— EXERCISE GOAL —
Leave out any picture and return the remaining listing below exactly as given.

— EXTRACTED INFORMATION —
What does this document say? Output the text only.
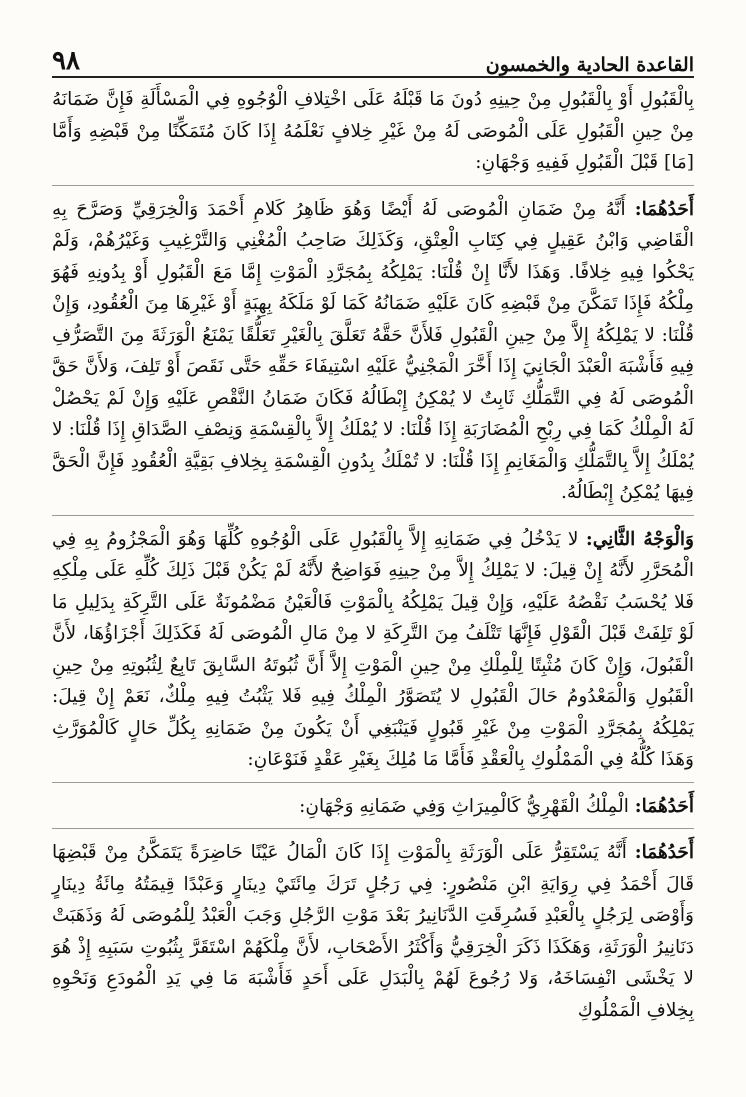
القاعدة الحادية والخمسون
٩٨

بِالْقَبُولِ أَوْ بِالْقَبُولِ مِنْ حِينِهِ دُونَ مَا قَبْلَهُ عَلَى اخْتِلافِ الْوُجُوهِ فِي الْمَسْأَلَةِ فَإِنَّ ضَمَانَهُ مِنْ حِينِ الْقَبُولِ عَلَى الْمُوصَى لَهُ مِنْ غَيْرِ خِلافٍ نَعْلَمُهُ إِذَا كَانَ مُتَمَكِّنًا مِنْ قَبْضِهِ وَأَمَّا [مَا] قَبْلَ الْقَبُولِ فَفِيهِ وَجْهَانِ:

أَحَدُهُمَا: أَنَّهُ مِنْ ضَمَانِ الْمُوصَى لَهُ أَيْضًا وَهُوَ ظَاهِرُ كَلامِ أَحْمَدَ وَالْخِرَقِيِّ وَصَرَّحَ بِهِ الْقَاضِي وَابْنُ عَقِيلٍ فِي كِتَابِ الْعِتْقِ، وَكَذَلِكَ صَاحِبُ الْمُغْنِي وَالتَّرْغِيبِ وَغَيْرُهُمْ، وَلَمْ يَحْكُوا فِيهِ خِلافًا. وَهَذَا لأَنَّا إِنْ قُلْنَا: يَمْلِكُهُ بِمُجَرَّدِ الْمَوْتِ إِمَّا مَعَ الْقَبُولِ أَوْ بِدُونِهِ فَهُوَ مِلْكُهُ فَإِذَا تَمَكَّنَ مِنْ قَبْضِهِ كَانَ عَلَيْهِ ضَمَانُهُ كَمَا لَوْ مَلَكَهُ بِهِبَةٍ أَوْ غَيْرِهَا مِنَ الْعُقُودِ، وَإِنْ قُلْنَا: لا يَمْلِكُهُ إِلاَّ مِنْ حِينِ الْقَبُولِ فَلأَنَّ حَقَّهُ تَعَلَّقَ بِالْغَيْرِ تَعَلُّقًا يَمْنَعُ الْوَرَثَةَ مِنَ التَّصَرُّفِ فِيهِ فَأَشْبَهَ الْعَبْدَ الْجَانِيَ إِذَا أَخَّرَ الْمَجْنِيُّ عَلَيْهِ اسْتِيفَاءَ حَقِّهِ حَتَّى نَقَصَ أَوْ تَلِفَ، وَلأَنَّ حَقَّ الْمُوصَى لَهُ فِي التَّمَلُّكِ ثَابِتٌ لا يُمْكِنُ إِبْطَالُهُ فَكَانَ ضَمَانُ النَّقْصِ عَلَيْهِ وَإِنْ لَمْ يَحْصُلْ لَهُ الْمِلْكُ كَمَا فِي رِبْحِ الْمُضَارَبَةِ إِذَا قُلْنَا: لا يُمْلَكُ إِلاَّ بِالْقِسْمَةِ وَنِصْفِ الصَّدَاقِ إِذَا قُلْنَا: لا يُمْلَكُ إِلاَّ بِالتَّمَلُّكِ وَالْمَغَانِمِ إِذَا قُلْنَا: لا تُمْلَكُ بِدُونِ الْقِسْمَةِ بِخِلافِ بَقِيَّةِ الْعُقُودِ فَإِنَّ الْحَقَّ فِيهَا يُمْكِنُ إِبْطَالُهُ.

وَالْوَجْهُ الثَّانِي: لا يَدْخُلُ فِي ضَمَانِهِ إِلاَّ بِالْقَبُولِ عَلَى الْوُجُوهِ كُلِّهَا وَهُوَ الْمَجْزُومُ بِهِ فِي الْمُحَرَّرِ لأَنَّهُ إِنْ قِيلَ: لا يَمْلِكُ إِلاَّ مِنْ حِينِهِ فَوَاضِحٌ لأَنَّهُ لَمْ يَكُنْ قَبْلَ ذَلِكَ كُلِّهِ عَلَى مِلْكِهِ فَلا يُحْسَبُ نَقْصُهُ عَلَيْهِ، وَإِنْ قِيلَ يَمْلِكُهُ بِالْمَوْتِ فَالْعَيْنُ مَضْمُونَةٌ عَلَى التَّرِكَةِ بِدَلِيلِ مَا لَوْ تَلِفَتْ قَبْلَ الْقَوْلِ فَإِنَّهَا تَتْلَفُ مِنَ التَّرِكَةِ لا مِنْ مَالِ الْمُوصَى لَهُ فَكَذَلِكَ أَجْزَاؤُهَا، لأَنَّ الْقَبُولَ، وَإِنْ كَانَ مُثْبِتًا لِلْمِلْكِ مِنْ حِينِ الْمَوْتِ إِلاَّ أَنَّ ثُبُوتَهُ السَّابِقَ تَابِعٌ لِثُبُوتِهِ مِنْ حِينِ الْقَبُولِ وَالْمَعْدُومُ حَالَ الْقَبُولِ لا يُتَصَوَّرُ الْمِلْكُ فِيهِ فَلا يَثْبُتُ فِيهِ مِلْكٌ، نَعَمْ إِنْ قِيلَ: يَمْلِكُهُ بِمُجَرَّدِ الْمَوْتِ مِنْ غَيْرِ قَبُولٍ فَيَنْبَغِي أَنْ يَكُونَ مِنْ ضَمَانِهِ بِكُلِّ حَالٍ كَالْمُوَرَّثِ وَهَذَا كُلُّهُ فِي الْمَمْلُوكِ بِالْعَقْدِ فَأَمَّا مَا مُلِكَ بِغَيْرِ عَقْدٍ فَنَوْعَانِ:

أَحَدُهُمَا: الْمِلْكُ الْقَهْرِيُّ كَالْمِيرَاثِ وَفِي ضَمَانِهِ وَجْهَانِ:

أَحَدُهُمَا: أَنَّهُ يَسْتَقِرُّ عَلَى الْوَرَثَةِ بِالْمَوْتِ إِذَا كَانَ الْمَالُ عَيْنًا حَاضِرَةً يَتَمَكَّنُ مِنْ قَبْضِهَا قَالَ أَحْمَدُ فِي رِوَايَةِ ابْنِ مَنْصُورٍ: فِي رَجُلٍ تَرَكَ مِائَتَيْ دِينَارٍ وَعَبْدًا قِيمَتُهُ مِائَةُ دِينَارٍ وَأَوْصَى لِرَجُلٍ بِالْعَبْدِ فَسُرِقَتِ الدَّنَانِيرُ بَعْدَ مَوْتِ الرَّجُلِ وَجَبَ الْعَبْدُ لِلْمُوصَى لَهُ وَذَهَبَتْ دَنَانِيرُ الْوَرَثَةِ، وَهَكَذَا ذَكَرَ الْخِرَقِيُّ وَأَكْثَرُ الأَصْحَابِ، لأَنَّ مِلْكَهُمْ اسْتَقَرَّ بِثُبُوتِ سَبَبِهِ إِذْ هُوَ لا يَخْشَى انْفِسَاخَهُ، وَلا رُجُوعَ لَهُمْ بِالْبَدَلِ عَلَى أَحَدٍ فَأَشْبَهَ مَا فِي يَدِ الْمُودَعِ وَنَحْوِهِ بِخِلافِ الْمَمْلُوكِ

— RESULT —
What does this document say? Output the text only.
القاعدة الحادية والخمسون
٩٨

بِالْقَبُولِ أَوْ بِالْقَبُولِ مِنْ حِينِهِ دُونَ مَا قَبْلَهُ عَلَى اخْتِلافِ الْوُجُوهِ فِي الْمَسْأَلَةِ فَإِنَّ ضَمَانَهُ مِنْ حِينِ الْقَبُولِ عَلَى الْمُوصَى لَهُ مِنْ غَيْرِ خِلافٍ نَعْلَمُهُ إِذَا كَانَ مُتَمَكِّنًا مِنْ قَبْضِهِ وَأَمَّا [مَا] قَبْلَ الْقَبُولِ فَفِيهِ وَجْهَانِ:

أَحَدُهُمَا: أَنَّهُ مِنْ ضَمَانِ الْمُوصَى لَهُ أَيْضًا وَهُوَ ظَاهِرُ كَلامِ أَحْمَدَ وَالْخِرَقِيِّ وَصَرَّحَ بِهِ الْقَاضِي وَابْنُ عَقِيلٍ فِي كِتَابِ الْعِتْقِ، وَكَذَلِكَ صَاحِبُ الْمُغْنِي وَالتَّرْغِيبِ وَغَيْرُهُمْ، وَلَمْ يَحْكُوا فِيهِ خِلافًا. وَهَذَا لأَنَّا إِنْ قُلْنَا: يَمْلِكُهُ بِمُجَرَّدِ الْمَوْتِ إِمَّا مَعَ الْقَبُولِ أَوْ بِدُونِهِ فَهُوَ مِلْكُهُ فَإِذَا تَمَكَّنَ مِنْ قَبْضِهِ كَانَ عَلَيْهِ ضَمَانُهُ كَمَا لَوْ مَلَكَهُ بِهِبَةٍ أَوْ غَيْرِهَا مِنَ الْعُقُودِ، وَإِنْ قُلْنَا: لا يَمْلِكُهُ إِلاَّ مِنْ حِينِ الْقَبُولِ فَلأَنَّ حَقَّهُ تَعَلَّقَ بِالْغَيْرِ تَعَلُّقًا يَمْنَعُ الْوَرَثَةَ مِنَ التَّصَرُّفِ فِيهِ فَأَشْبَهَ الْعَبْدَ الْجَانِيَ إِذَا أَخَّرَ الْمَجْنِيُّ عَلَيْهِ اسْتِيفَاءَ حَقِّهِ حَتَّى نَقَصَ أَوْ تَلِفَ، وَلأَنَّ حَقَّ الْمُوصَى لَهُ فِي التَّمَلُّكِ ثَابِتٌ لا يُمْكِنُ إِبْطَالُهُ فَكَانَ ضَمَانُ النَّقْصِ عَلَيْهِ وَإِنْ لَمْ يَحْصُلْ لَهُ الْمِلْكُ كَمَا فِي رِبْحِ الْمُضَارَبَةِ إِذَا قُلْنَا: لا يُمْلَكُ إِلاَّ بِالْقِسْمَةِ وَنِصْفِ الصَّدَاقِ إِذَا قُلْنَا: لا يُمْلَكُ إِلاَّ بِالتَّمَلُّكِ وَالْمَغَانِمِ إِذَا قُلْنَا: لا تُمْلَكُ بِدُونِ الْقِسْمَةِ بِخِلافِ بَقِيَّةِ الْعُقُودِ فَإِنَّ الْحَقَّ فِيهَا يُمْكِنُ إِبْطَالُهُ.

وَالْوَجْهُ الثَّانِي: لا يَدْخُلُ فِي ضَمَانِهِ إِلاَّ بِالْقَبُولِ عَلَى الْوُجُوهِ كُلِّهَا وَهُوَ الْمَجْزُومُ بِهِ فِي الْمُحَرَّرِ لأَنَّهُ إِنْ قِيلَ: لا يَمْلِكُ إِلاَّ مِنْ حِينِهِ فَوَاضِحٌ لأَنَّهُ لَمْ يَكُنْ قَبْلَ ذَلِكَ كُلِّهِ عَلَى مِلْكِهِ فَلا يُحْسَبُ نَقْصُهُ عَلَيْهِ، وَإِنْ قِيلَ يَمْلِكُهُ بِالْمَوْتِ فَالْعَيْنُ مَضْمُونَةٌ عَلَى التَّرِكَةِ بِدَلِيلِ مَا لَوْ تَلِفَتْ قَبْلَ الْقَوْلِ فَإِنَّهَا تَتْلَفُ مِنَ التَّرِكَةِ لا مِنْ مَالِ الْمُوصَى لَهُ فَكَذَلِكَ أَجْزَاؤُهَا، لأَنَّ الْقَبُولَ، وَإِنْ كَانَ مُثْبِتًا لِلْمِلْكِ مِنْ حِينِ الْمَوْتِ إِلاَّ أَنَّ ثُبُوتَهُ السَّابِقَ تَابِعٌ لِثُبُوتِهِ مِنْ حِينِ الْقَبُولِ وَالْمَعْدُومُ حَالَ الْقَبُولِ لا يُتَصَوَّرُ الْمِلْكُ فِيهِ فَلا يَثْبُتُ فِيهِ مِلْكٌ، نَعَمْ إِنْ قِيلَ: يَمْلِكُهُ بِمُجَرَّدِ الْمَوْتِ مِنْ غَيْرِ قَبُولٍ فَيَنْبَغِي أَنْ يَكُونَ مِنْ ضَمَانِهِ بِكُلِّ حَالٍ كَالْمُوَرَّثِ وَهَذَا كُلُّهُ فِي الْمَمْلُوكِ بِالْعَقْدِ فَأَمَّا مَا مُلِكَ بِغَيْرِ عَقْدٍ فَنَوْعَانِ:

أَحَدُهُمَا: الْمِلْكُ الْقَهْرِيُّ كَالْمِيرَاثِ وَفِي ضَمَانِهِ وَجْهَانِ:

أَحَدُهُمَا: أَنَّهُ يَسْتَقِرُّ عَلَى الْوَرَثَةِ بِالْمَوْتِ إِذَا كَانَ الْمَالُ عَيْنًا حَاضِرَةً يَتَمَكَّنُ مِنْ قَبْضِهَا قَالَ أَحْمَدُ فِي رِوَايَةِ ابْنِ مَنْصُورٍ: فِي رَجُلٍ تَرَكَ مِائَتَيْ دِينَارٍ وَعَبْدًا قِيمَتُهُ مِائَةُ دِينَارٍ وَأَوْصَى لِرَجُلٍ بِالْعَبْدِ فَسُرِقَتِ الدَّنَانِيرُ بَعْدَ مَوْتِ الرَّجُلِ وَجَبَ الْعَبْدُ لِلْمُوصَى لَهُ وَذَهَبَتْ دَنَانِيرُ الْوَرَثَةِ، وَهَكَذَا ذَكَرَ الْخِرَقِيُّ وَأَكْثَرُ الأَصْحَابِ، لأَنَّ مِلْكَهُمْ اسْتَقَرَّ بِثُبُوتِ سَبَبِهِ إِذْ هُوَ لا يَخْشَى انْفِسَاخَهُ، وَلا رُجُوعَ لَهُمْ بِالْبَدَلِ عَلَى أَحَدٍ فَأَشْبَهَ مَا فِي يَدِ الْمُودَعِ وَنَحْوِهِ بِخِلافِ الْمَمْلُوكِ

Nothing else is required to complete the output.